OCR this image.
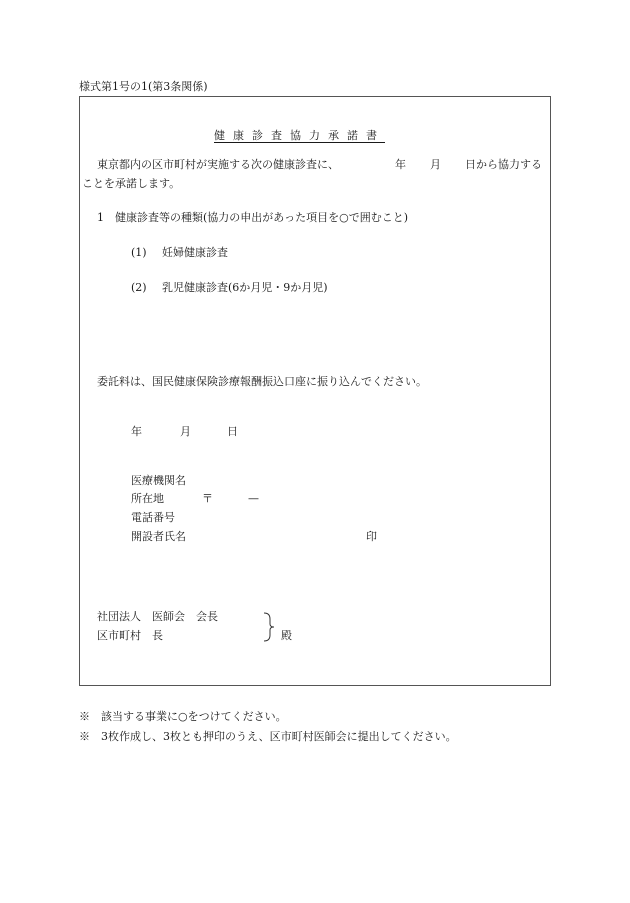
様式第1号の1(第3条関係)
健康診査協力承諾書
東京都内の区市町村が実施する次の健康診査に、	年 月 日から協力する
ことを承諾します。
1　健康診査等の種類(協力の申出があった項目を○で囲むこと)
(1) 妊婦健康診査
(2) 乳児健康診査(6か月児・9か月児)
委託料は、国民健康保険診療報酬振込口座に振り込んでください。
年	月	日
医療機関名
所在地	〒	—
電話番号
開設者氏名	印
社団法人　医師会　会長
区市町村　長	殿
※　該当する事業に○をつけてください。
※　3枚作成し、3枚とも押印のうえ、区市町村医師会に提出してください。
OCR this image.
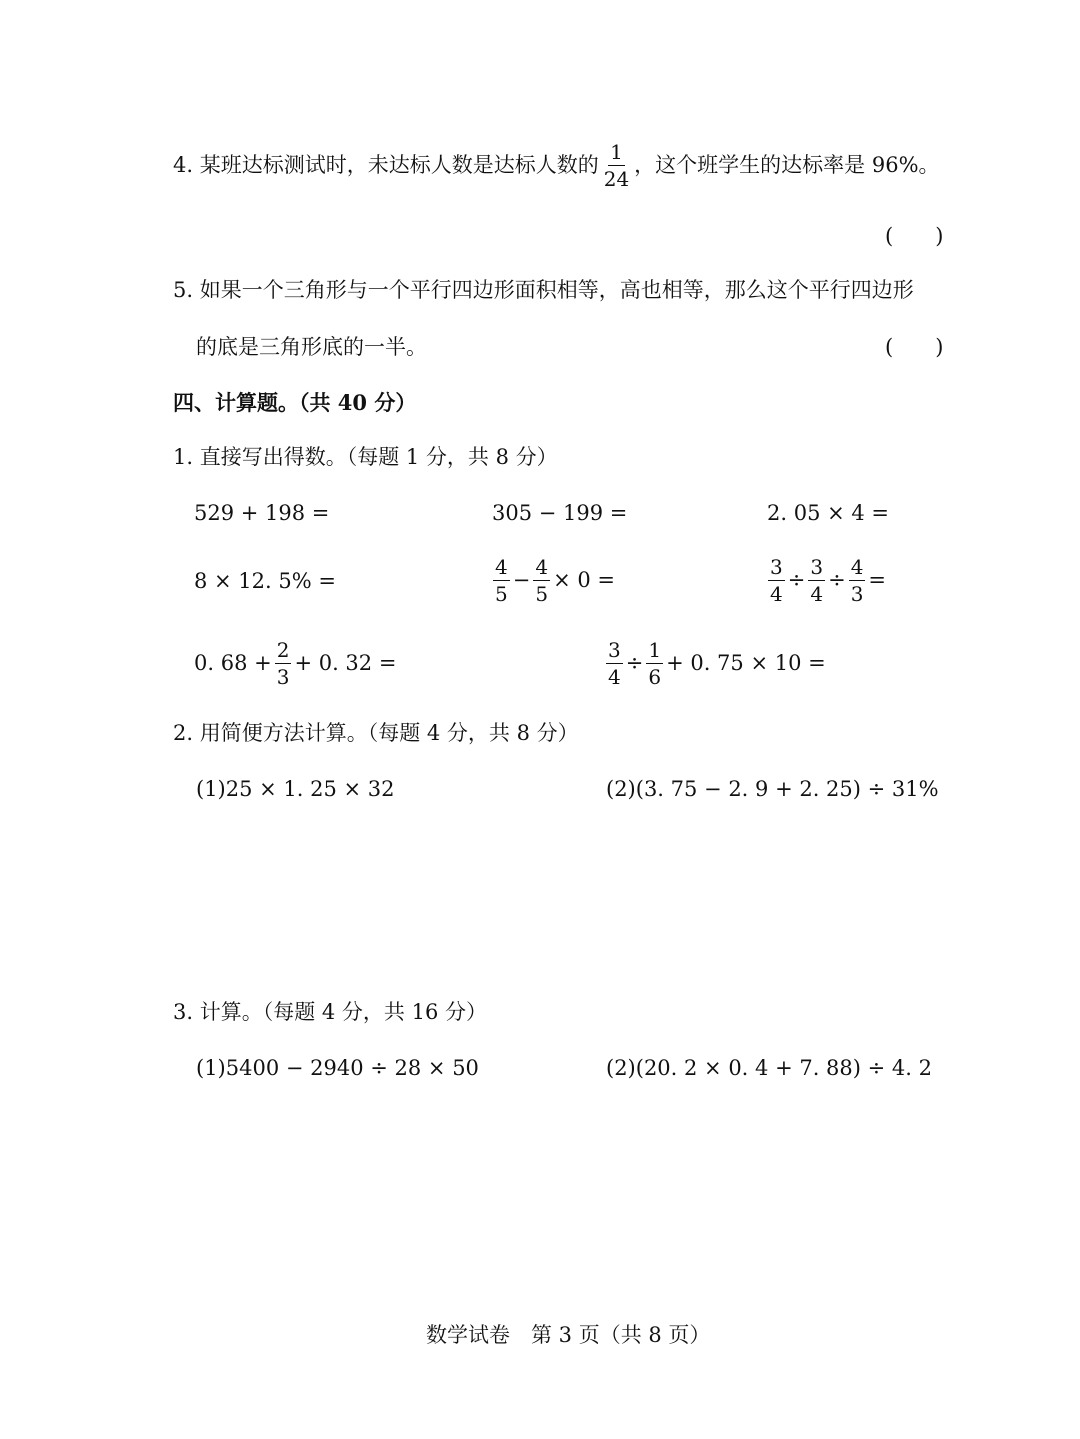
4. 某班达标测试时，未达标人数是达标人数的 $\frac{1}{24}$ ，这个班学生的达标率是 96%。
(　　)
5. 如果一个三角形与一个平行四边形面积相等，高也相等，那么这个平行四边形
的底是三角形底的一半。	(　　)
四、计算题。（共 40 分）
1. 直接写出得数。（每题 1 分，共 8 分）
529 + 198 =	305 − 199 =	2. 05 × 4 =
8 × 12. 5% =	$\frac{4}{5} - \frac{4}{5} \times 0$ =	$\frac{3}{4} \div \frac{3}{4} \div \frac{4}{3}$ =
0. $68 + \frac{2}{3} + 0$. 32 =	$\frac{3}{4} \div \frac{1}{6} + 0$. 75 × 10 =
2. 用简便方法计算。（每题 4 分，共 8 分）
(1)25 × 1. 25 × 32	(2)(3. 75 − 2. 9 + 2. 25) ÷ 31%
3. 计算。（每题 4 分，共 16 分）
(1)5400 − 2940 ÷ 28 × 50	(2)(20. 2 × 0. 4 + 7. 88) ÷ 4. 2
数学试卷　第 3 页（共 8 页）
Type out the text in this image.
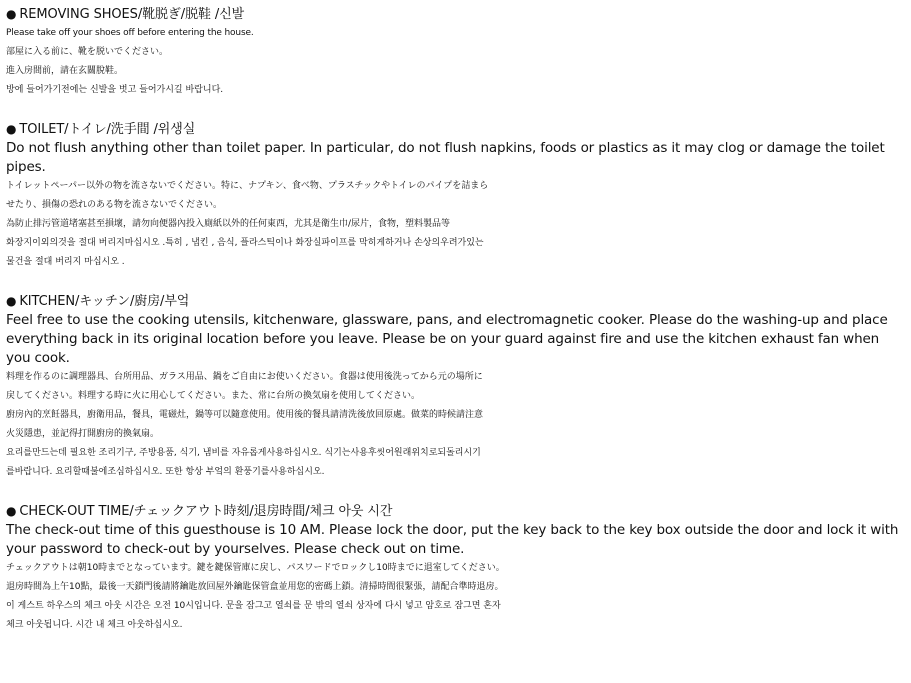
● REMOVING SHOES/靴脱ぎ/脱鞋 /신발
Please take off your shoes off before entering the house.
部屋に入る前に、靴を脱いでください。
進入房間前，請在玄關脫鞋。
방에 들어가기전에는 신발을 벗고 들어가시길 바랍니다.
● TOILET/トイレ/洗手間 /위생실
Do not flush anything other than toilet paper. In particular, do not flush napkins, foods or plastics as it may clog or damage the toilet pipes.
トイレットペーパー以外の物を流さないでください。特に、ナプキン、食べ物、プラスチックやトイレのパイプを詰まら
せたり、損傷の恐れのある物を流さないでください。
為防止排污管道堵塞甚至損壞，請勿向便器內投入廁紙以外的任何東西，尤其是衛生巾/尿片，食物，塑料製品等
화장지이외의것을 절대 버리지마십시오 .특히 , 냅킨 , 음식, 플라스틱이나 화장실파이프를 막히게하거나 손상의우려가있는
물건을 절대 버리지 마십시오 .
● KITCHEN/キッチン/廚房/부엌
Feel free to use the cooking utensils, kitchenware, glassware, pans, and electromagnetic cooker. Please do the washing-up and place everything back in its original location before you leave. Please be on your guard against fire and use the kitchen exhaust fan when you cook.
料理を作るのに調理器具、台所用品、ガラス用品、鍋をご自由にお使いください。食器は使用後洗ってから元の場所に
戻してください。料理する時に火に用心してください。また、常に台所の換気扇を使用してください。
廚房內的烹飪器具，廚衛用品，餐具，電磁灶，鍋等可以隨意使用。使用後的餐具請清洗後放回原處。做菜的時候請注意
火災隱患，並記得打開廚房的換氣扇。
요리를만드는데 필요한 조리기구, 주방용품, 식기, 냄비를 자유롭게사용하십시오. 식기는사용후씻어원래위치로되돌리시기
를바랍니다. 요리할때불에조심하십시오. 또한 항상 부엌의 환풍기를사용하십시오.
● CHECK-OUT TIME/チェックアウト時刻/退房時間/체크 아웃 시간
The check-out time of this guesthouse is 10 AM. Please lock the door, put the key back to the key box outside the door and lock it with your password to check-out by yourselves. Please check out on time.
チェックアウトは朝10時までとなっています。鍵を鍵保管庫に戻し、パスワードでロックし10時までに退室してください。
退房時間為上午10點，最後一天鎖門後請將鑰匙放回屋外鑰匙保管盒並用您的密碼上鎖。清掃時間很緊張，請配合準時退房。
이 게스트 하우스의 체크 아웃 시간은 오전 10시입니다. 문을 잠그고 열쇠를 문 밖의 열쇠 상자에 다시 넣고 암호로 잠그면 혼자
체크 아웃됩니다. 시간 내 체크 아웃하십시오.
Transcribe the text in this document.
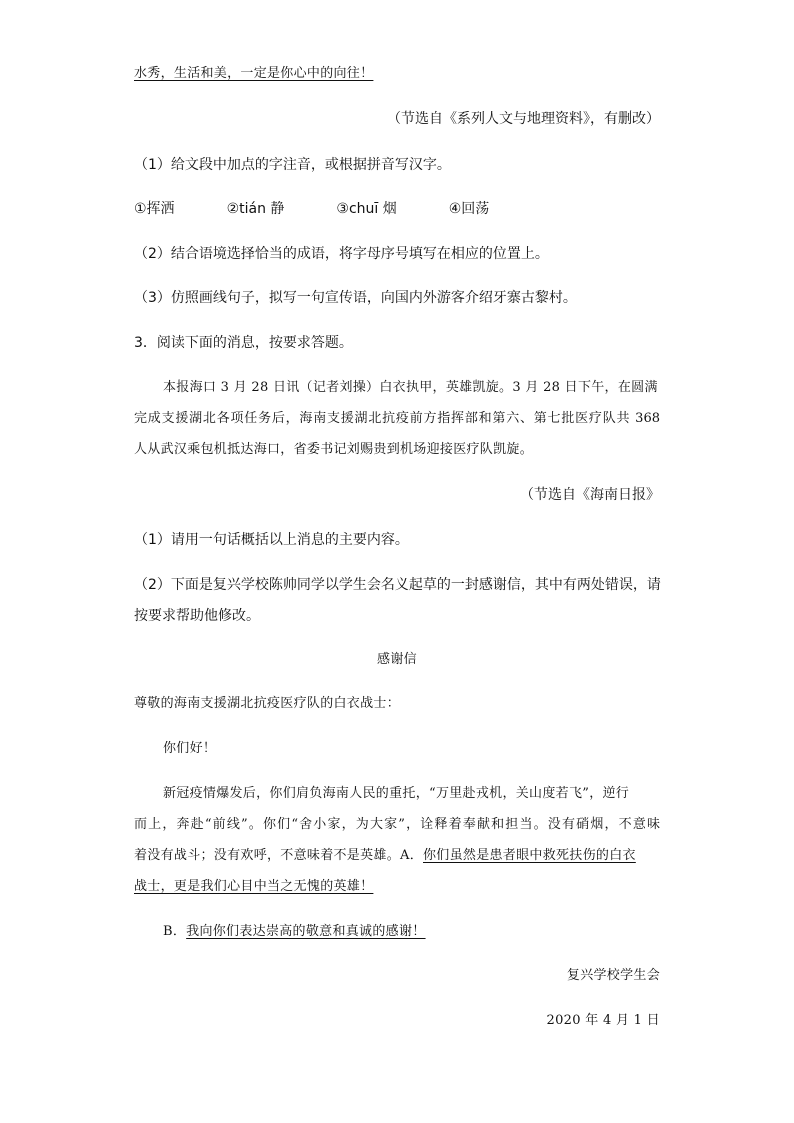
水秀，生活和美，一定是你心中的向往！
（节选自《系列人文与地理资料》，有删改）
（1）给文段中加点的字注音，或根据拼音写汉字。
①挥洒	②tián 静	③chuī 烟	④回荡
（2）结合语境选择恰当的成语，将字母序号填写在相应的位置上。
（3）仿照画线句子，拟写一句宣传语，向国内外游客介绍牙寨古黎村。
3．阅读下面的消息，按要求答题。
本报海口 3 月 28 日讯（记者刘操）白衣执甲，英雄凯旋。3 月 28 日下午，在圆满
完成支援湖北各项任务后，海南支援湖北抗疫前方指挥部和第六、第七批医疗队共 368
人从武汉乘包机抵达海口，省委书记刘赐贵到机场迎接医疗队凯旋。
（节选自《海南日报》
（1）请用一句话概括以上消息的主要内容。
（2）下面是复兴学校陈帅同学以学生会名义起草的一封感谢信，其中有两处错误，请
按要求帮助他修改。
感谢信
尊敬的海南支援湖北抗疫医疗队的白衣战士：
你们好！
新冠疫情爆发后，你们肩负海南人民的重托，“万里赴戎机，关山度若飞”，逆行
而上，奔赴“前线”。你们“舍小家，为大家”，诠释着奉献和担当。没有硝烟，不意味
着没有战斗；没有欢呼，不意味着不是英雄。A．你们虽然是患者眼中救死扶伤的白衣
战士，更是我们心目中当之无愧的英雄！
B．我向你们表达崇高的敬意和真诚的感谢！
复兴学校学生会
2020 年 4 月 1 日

......

- [Aim] Say how many lines in the entries contain the string "this", and say nothing else.

- [Output below] 5